>>>

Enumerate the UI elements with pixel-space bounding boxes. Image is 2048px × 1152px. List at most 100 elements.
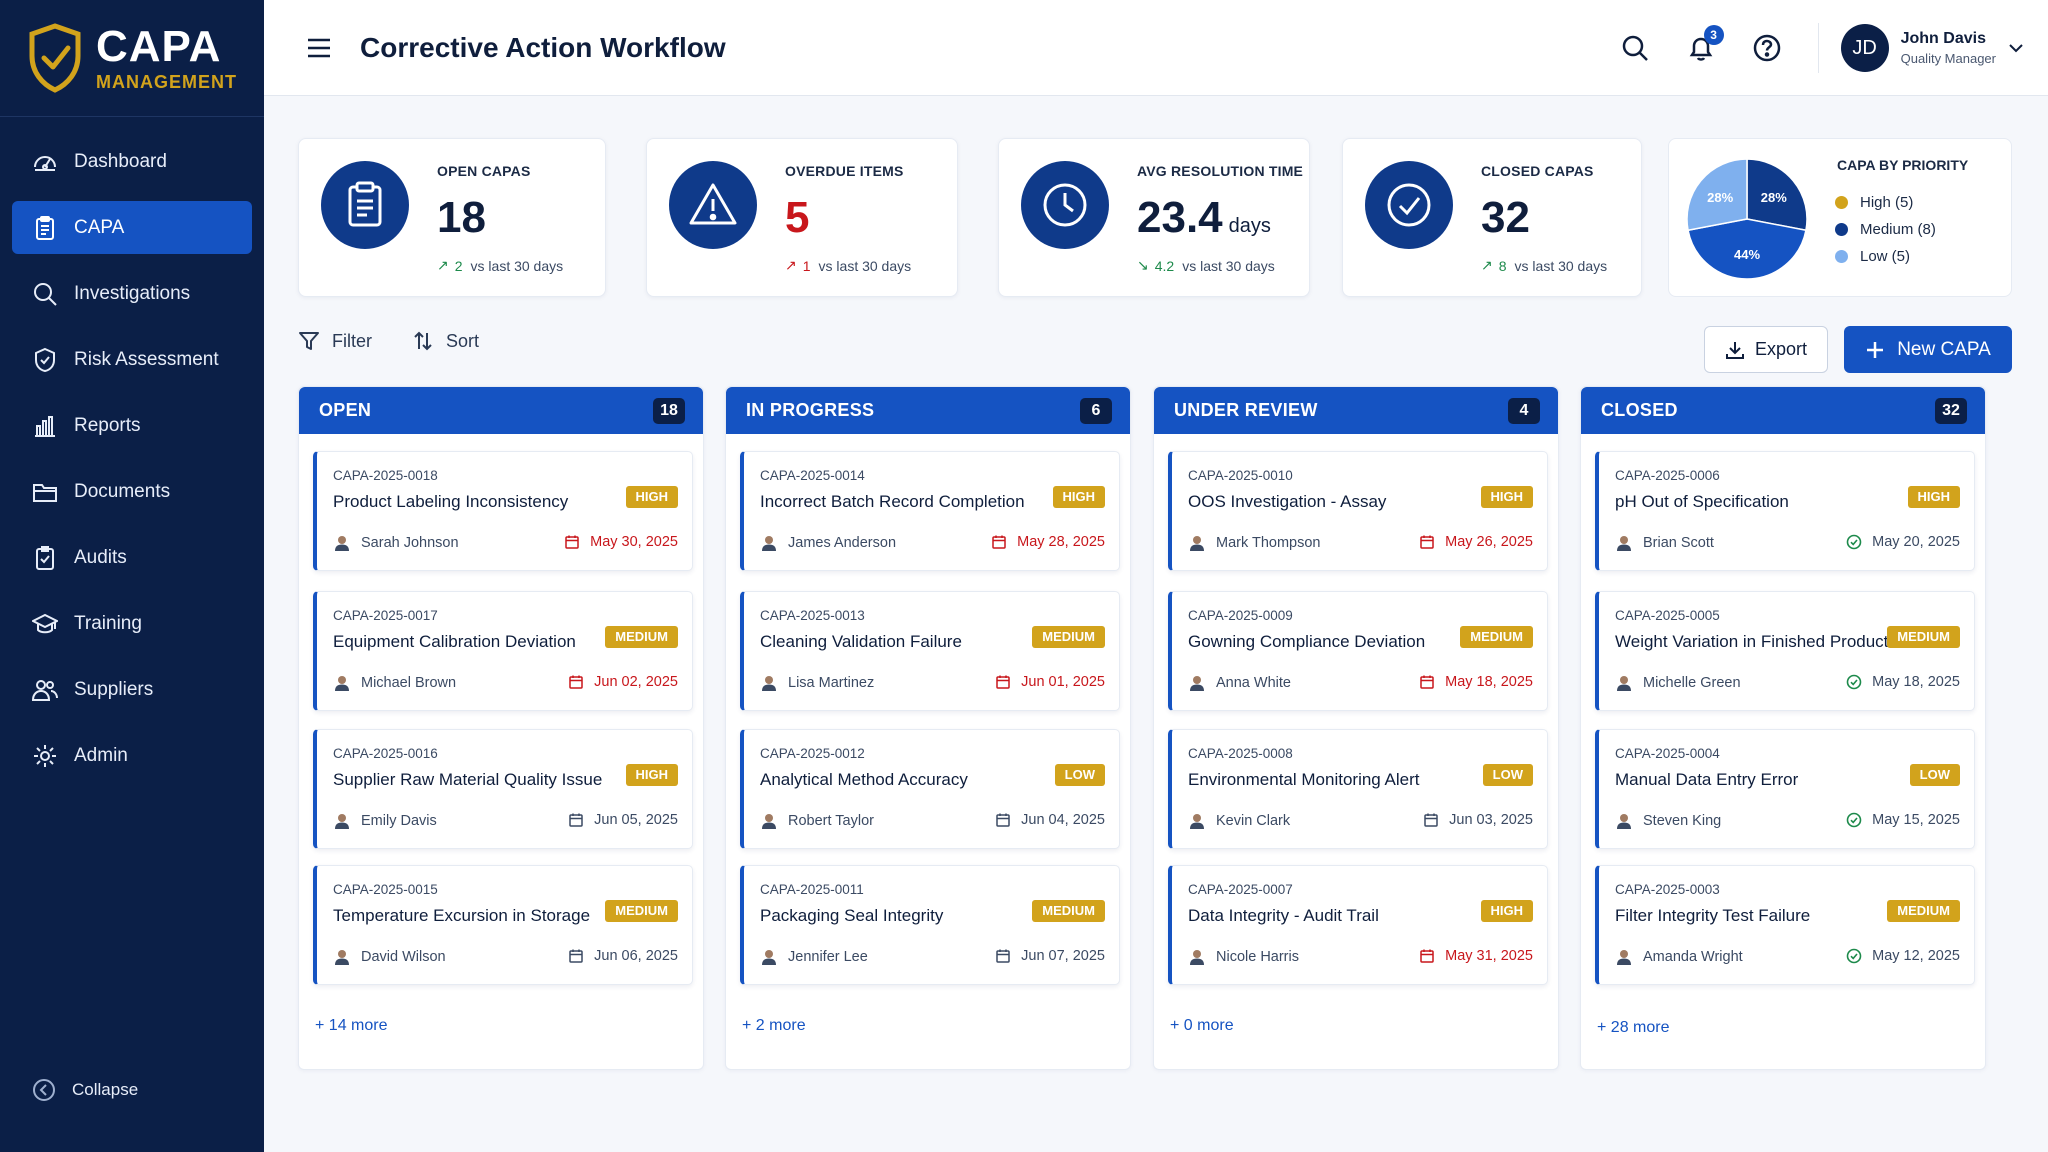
capa-title: OOS Investigation - Assay bbox=[1188, 492, 1387, 511]
priority-badge: MEDIUM bbox=[1460, 626, 1533, 648]
assignee: Michael Brown bbox=[333, 674, 456, 692]
user-info[interactable]: John Davis Quality Manager bbox=[1901, 30, 1996, 66]
capa-card[interactable]: CAPA-2025-0006 pH Out of Specification HIG… bbox=[1595, 451, 1975, 571]
legend-dot bbox=[1835, 250, 1848, 263]
column-header[interactable]: UNDER REVIEW 4 bbox=[1154, 387, 1558, 434]
sidebar-item-label: Risk Assessment bbox=[74, 348, 219, 370]
person-icon bbox=[1190, 676, 1204, 691]
sidebar-item-reports[interactable]: Reports bbox=[12, 399, 252, 452]
due-date: May 20, 2025 bbox=[1846, 534, 1960, 550]
capa-id: CAPA-2025-0013 bbox=[760, 608, 865, 623]
capa-title: Filter Integrity Test Failure bbox=[1615, 906, 1811, 925]
pie-slice[interactable] bbox=[1686, 158, 1748, 232]
clipboard-icon bbox=[36, 215, 54, 240]
trend-text: vs last 30 days bbox=[1514, 257, 1608, 274]
assignee-name: Anna White bbox=[1216, 675, 1291, 691]
priority-badge: HIGH bbox=[1480, 900, 1533, 922]
capa-card[interactable]: CAPA-2025-0010 OOS Investigation - Assay H… bbox=[1168, 451, 1548, 571]
show-more-link[interactable]: + 0 more bbox=[1170, 1017, 1234, 1034]
capa-card[interactable]: CAPA-2025-0012 Analytical Method Accuracy… bbox=[740, 729, 1120, 849]
capa-card[interactable]: CAPA-2025-0003 Filter Integrity Test Fail… bbox=[1595, 865, 1975, 985]
notifications-button[interactable]: 3 bbox=[1686, 25, 1724, 63]
sidebar-item-risk-assessment[interactable]: Risk Assessment bbox=[12, 333, 252, 386]
stat-trend: ↗ 1 vs last 30 days bbox=[785, 257, 911, 274]
sidebar-item-training[interactable]: Training bbox=[12, 597, 252, 650]
sidebar-item-documents[interactable]: Documents bbox=[12, 465, 252, 518]
capa-card[interactable]: CAPA-2025-0007 Data Integrity - Audit Tra… bbox=[1168, 865, 1548, 985]
pie-slice[interactable] bbox=[1687, 218, 1807, 280]
sidebar-item-dashboard[interactable]: Dashboard bbox=[12, 135, 252, 188]
capa-card[interactable]: CAPA-2025-0008 Environmental Monitoring A… bbox=[1168, 729, 1548, 849]
stat-value-number: 18 bbox=[437, 193, 486, 242]
sidebar-item-capa[interactable]: CAPA bbox=[12, 201, 252, 254]
column-in-progress: IN PROGRESS 6 CAPA-2025-0014 Incorrect Batc… bbox=[725, 386, 1131, 1070]
capa-card[interactable]: CAPA-2025-0017 Equipment Calibration Devi… bbox=[313, 591, 693, 711]
capa-title: Temperature Excursion in Storage bbox=[333, 906, 591, 925]
capa-card[interactable]: CAPA-2025-0009 Gowning Compliance Deviati… bbox=[1168, 591, 1548, 711]
calendar-icon bbox=[1420, 675, 1434, 689]
export-button[interactable]: Export bbox=[1704, 326, 1828, 373]
help-icon[interactable] bbox=[1752, 33, 1782, 63]
column-header[interactable]: IN PROGRESS 6 bbox=[726, 387, 1130, 434]
priority-badge: LOW bbox=[1482, 764, 1533, 786]
stat-card-closed-capas[interactable]: CLOSED CAPAS 32 ↗ 8 vs last 30 days bbox=[1342, 138, 1642, 297]
collapse-button[interactable]: Collapse bbox=[32, 1078, 138, 1102]
priority-badge: MEDIUM bbox=[1887, 626, 1960, 648]
sidebar-item-suppliers[interactable]: Suppliers bbox=[12, 663, 252, 716]
stat-card-avg-resolution[interactable]: AVG RESOLUTION TIME 23.4 days ↘ 4.2 vs la… bbox=[998, 138, 1310, 297]
hamburger-menu-icon[interactable] bbox=[306, 37, 332, 59]
column-title: IN PROGRESS bbox=[746, 400, 875, 420]
app-logo[interactable]: CAPA MANAGEMENT bbox=[0, 0, 264, 117]
priority-badge: MEDIUM bbox=[1887, 900, 1960, 922]
due-date: Jun 01, 2025 bbox=[995, 674, 1105, 690]
sort-button[interactable]: Sort bbox=[412, 330, 479, 352]
filter-button[interactable]: Filter bbox=[298, 330, 372, 352]
due-date: May 18, 2025 bbox=[1846, 674, 1960, 690]
new-capa-button[interactable]: New CAPA bbox=[1844, 326, 2012, 373]
checklist-icon bbox=[36, 545, 54, 570]
sidebar-item-investigations[interactable]: Investigations bbox=[12, 267, 252, 320]
show-more-link[interactable]: + 2 more bbox=[742, 1017, 806, 1034]
trend-up-icon: ↗ bbox=[1481, 257, 1493, 273]
capa-card[interactable]: CAPA-2025-0016 Supplier Raw Material Qual… bbox=[313, 729, 693, 849]
column-header[interactable]: OPEN 18 bbox=[299, 387, 703, 434]
calendar-icon bbox=[996, 675, 1010, 689]
stat-card-overdue-items[interactable]: OVERDUE ITEMS 5 ↗ 1 vs last 30 days bbox=[646, 138, 958, 297]
stat-label: AVG RESOLUTION TIME bbox=[1137, 163, 1304, 179]
capa-title: pH Out of Specification bbox=[1615, 492, 1789, 511]
priority-chart-card[interactable]: 28% 44% 28% CAPA BY PRIORITY High (5) Medi… bbox=[1668, 138, 2012, 297]
sidebar-item-admin[interactable]: Admin bbox=[12, 729, 252, 782]
capa-card[interactable]: CAPA-2025-0005 Weight Variation in Finish… bbox=[1595, 591, 1975, 711]
check-circle-icon bbox=[1387, 183, 1431, 227]
chevron-down-icon[interactable] bbox=[2006, 38, 2026, 58]
capa-card[interactable]: CAPA-2025-0013 Cleaning Validation Failur… bbox=[740, 591, 1120, 711]
capa-card[interactable]: CAPA-2025-0018 Product Labeling Inconsist… bbox=[313, 451, 693, 571]
stat-trend: ↘ 4.2 vs last 30 days bbox=[1137, 257, 1275, 274]
capa-card[interactable]: CAPA-2025-0014 Incorrect Batch Record Com… bbox=[740, 451, 1120, 571]
capa-card[interactable]: CAPA-2025-0004 Manual Data Entry Error LOW… bbox=[1595, 729, 1975, 849]
capa-card[interactable]: CAPA-2025-0015 Temperature Excursion in S… bbox=[313, 865, 693, 985]
capa-card[interactable]: CAPA-2025-0011 Packaging Seal Integrity ME… bbox=[740, 865, 1120, 985]
calendar-icon bbox=[992, 535, 1006, 549]
show-more-link[interactable]: + 28 more bbox=[1597, 1019, 1670, 1036]
person-icon bbox=[762, 950, 776, 965]
show-more-link[interactable]: + 14 more bbox=[315, 1017, 388, 1034]
search-icon[interactable] bbox=[1620, 33, 1650, 63]
assignee: James Anderson bbox=[760, 534, 896, 552]
assignee: Steven King bbox=[1615, 812, 1721, 830]
download-icon bbox=[1725, 341, 1744, 359]
avatar[interactable]: JD bbox=[1840, 24, 1889, 72]
capa-title: Supplier Raw Material Quality Issue bbox=[333, 770, 603, 789]
stat-card-open-capas[interactable]: OPEN CAPAS 18 ↗ 2 vs last 30 days bbox=[298, 138, 606, 297]
sidebar-item-label: Training bbox=[74, 612, 142, 634]
assignee-name: Jennifer Lee bbox=[788, 949, 868, 965]
stat-value-number: 5 bbox=[785, 193, 810, 242]
column-header[interactable]: CLOSED 32 bbox=[1581, 387, 1985, 434]
legend-label: Low (5) bbox=[1860, 248, 1911, 265]
sidebar-item-audits[interactable]: Audits bbox=[12, 531, 252, 584]
stat-label: OPEN CAPAS bbox=[437, 163, 531, 179]
capa-id: CAPA-2025-0011 bbox=[760, 882, 864, 897]
due-date-text: Jun 02, 2025 bbox=[594, 674, 678, 690]
due-date: May 26, 2025 bbox=[1419, 534, 1533, 550]
pie-slice[interactable] bbox=[1746, 158, 1808, 232]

<<<

Filter the entries above down to the lines containing the word "CLOSED".

#### ANSWER BOX:
stat-card-closed-capas[interactable]: CLOSED CAPAS 32 ↗ 8 vs last 30 days bbox=[1342, 138, 1642, 297]
column-header[interactable]: CLOSED 32 bbox=[1581, 387, 1985, 434]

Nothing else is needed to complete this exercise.